WHAT IS BEING ASKED:
Find the lines below that contain the word "title" and count them. Only the number should be given.

::: INPUT RECORDS :::

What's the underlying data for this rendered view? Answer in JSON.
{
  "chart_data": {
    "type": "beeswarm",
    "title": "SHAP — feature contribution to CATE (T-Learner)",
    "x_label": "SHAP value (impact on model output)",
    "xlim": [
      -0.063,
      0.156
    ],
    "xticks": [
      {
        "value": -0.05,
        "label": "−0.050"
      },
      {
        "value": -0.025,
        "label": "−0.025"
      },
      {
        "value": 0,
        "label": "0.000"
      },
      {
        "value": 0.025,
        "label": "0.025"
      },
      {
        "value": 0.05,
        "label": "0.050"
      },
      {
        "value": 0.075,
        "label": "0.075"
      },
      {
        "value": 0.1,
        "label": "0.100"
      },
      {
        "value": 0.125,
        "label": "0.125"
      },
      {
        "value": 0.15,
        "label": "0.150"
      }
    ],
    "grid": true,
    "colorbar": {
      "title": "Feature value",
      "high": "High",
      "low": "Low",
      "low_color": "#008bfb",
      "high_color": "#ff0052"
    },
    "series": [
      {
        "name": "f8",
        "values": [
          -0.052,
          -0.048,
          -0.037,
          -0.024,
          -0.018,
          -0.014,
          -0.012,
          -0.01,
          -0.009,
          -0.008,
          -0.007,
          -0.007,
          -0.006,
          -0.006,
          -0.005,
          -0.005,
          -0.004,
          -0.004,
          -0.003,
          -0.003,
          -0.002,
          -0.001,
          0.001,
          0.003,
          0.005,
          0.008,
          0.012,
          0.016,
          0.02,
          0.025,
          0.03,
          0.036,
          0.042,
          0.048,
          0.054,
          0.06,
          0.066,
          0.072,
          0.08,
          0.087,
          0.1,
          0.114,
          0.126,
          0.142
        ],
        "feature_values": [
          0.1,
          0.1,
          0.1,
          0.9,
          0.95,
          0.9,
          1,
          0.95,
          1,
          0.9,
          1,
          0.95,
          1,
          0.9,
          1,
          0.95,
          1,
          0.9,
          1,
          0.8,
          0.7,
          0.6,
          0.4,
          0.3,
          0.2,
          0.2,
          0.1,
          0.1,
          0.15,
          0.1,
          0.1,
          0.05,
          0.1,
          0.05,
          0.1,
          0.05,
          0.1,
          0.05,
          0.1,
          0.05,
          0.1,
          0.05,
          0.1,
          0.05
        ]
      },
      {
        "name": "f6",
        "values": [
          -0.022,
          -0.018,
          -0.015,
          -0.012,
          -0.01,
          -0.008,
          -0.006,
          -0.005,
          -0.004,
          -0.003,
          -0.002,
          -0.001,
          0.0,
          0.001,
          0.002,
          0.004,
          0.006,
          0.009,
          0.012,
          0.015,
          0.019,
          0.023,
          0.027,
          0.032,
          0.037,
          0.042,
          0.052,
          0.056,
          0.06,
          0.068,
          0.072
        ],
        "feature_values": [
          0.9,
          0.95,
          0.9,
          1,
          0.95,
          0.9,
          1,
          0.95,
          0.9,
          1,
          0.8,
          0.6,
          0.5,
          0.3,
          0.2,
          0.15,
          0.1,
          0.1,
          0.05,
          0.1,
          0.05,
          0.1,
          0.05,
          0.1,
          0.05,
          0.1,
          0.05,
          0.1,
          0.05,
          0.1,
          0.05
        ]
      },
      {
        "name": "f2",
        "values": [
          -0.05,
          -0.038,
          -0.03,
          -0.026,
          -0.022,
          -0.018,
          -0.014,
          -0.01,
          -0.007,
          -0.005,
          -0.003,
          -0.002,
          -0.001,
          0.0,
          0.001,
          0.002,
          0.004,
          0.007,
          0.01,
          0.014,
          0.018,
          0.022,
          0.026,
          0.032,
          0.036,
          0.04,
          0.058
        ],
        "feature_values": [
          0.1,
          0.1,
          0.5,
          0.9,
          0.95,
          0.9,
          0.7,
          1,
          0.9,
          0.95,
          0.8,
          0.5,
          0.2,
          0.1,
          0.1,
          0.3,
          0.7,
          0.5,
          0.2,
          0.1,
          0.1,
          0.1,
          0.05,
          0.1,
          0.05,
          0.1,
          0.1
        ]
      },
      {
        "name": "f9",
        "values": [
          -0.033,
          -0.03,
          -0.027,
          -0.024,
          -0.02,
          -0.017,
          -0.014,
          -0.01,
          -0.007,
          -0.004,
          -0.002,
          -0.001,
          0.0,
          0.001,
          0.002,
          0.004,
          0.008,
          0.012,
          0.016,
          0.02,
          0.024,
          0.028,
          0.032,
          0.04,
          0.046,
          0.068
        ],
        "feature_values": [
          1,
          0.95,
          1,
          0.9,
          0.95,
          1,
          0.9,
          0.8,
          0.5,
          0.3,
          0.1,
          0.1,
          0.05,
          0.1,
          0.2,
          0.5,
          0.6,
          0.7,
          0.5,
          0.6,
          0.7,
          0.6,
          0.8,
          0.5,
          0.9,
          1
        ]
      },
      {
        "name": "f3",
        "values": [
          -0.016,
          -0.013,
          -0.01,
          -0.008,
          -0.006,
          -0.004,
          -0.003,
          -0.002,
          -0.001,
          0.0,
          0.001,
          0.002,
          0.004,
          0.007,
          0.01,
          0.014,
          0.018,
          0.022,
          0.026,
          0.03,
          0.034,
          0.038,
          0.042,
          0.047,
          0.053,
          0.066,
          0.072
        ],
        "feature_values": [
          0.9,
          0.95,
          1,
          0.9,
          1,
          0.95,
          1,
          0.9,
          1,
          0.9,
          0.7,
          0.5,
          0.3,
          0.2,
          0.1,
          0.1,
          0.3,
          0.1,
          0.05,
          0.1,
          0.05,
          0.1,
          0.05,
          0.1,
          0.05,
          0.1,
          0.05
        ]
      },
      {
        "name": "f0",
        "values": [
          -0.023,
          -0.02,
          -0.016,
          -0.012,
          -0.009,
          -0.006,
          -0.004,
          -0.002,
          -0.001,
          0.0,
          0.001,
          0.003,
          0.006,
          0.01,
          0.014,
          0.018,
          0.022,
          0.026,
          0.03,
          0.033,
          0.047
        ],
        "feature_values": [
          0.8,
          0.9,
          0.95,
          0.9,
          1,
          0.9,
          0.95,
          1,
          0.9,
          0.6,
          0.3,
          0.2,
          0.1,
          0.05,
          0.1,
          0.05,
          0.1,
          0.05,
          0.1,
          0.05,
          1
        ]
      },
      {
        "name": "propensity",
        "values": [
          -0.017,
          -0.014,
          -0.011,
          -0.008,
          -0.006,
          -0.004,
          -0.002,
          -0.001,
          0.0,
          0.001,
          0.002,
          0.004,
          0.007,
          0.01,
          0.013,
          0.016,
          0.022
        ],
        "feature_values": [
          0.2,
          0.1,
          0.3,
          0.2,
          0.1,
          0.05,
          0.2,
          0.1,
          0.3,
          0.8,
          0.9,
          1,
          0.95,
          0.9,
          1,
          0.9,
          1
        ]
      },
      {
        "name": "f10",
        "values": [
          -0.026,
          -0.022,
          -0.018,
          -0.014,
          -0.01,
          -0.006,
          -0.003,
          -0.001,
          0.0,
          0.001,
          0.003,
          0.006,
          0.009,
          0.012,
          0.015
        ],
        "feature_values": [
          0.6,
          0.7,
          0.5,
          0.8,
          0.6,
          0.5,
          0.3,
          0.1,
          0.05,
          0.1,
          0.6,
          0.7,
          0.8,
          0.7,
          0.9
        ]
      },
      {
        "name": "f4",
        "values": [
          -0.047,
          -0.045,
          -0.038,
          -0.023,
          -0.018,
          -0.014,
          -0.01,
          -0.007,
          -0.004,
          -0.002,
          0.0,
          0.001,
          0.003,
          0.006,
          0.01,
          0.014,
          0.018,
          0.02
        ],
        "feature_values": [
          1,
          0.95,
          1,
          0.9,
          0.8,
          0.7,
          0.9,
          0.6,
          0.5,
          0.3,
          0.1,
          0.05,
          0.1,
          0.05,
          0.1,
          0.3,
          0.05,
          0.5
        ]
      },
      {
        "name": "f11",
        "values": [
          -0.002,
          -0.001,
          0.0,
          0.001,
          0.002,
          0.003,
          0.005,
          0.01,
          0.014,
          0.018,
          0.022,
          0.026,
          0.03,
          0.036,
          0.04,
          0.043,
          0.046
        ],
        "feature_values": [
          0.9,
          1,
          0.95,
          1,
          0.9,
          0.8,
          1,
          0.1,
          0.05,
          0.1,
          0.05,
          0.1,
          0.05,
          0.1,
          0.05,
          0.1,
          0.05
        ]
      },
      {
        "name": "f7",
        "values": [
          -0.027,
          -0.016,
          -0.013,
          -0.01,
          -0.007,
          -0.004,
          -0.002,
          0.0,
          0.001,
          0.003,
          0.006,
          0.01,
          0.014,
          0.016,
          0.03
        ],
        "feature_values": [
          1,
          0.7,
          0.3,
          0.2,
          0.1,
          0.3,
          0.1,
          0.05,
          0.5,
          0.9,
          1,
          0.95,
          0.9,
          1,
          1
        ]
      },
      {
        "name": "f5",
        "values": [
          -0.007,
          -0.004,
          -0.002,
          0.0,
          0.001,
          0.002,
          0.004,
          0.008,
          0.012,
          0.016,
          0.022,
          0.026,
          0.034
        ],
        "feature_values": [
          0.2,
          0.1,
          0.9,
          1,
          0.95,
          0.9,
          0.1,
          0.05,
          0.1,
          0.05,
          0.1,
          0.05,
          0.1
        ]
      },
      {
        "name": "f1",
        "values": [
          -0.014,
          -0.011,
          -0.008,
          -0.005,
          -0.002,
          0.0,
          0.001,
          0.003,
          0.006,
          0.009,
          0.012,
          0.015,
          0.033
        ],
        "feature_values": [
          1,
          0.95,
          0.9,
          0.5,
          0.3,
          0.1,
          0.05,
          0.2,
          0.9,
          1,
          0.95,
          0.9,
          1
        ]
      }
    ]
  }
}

:::

RESPONSE TO THE EXERCISE:
2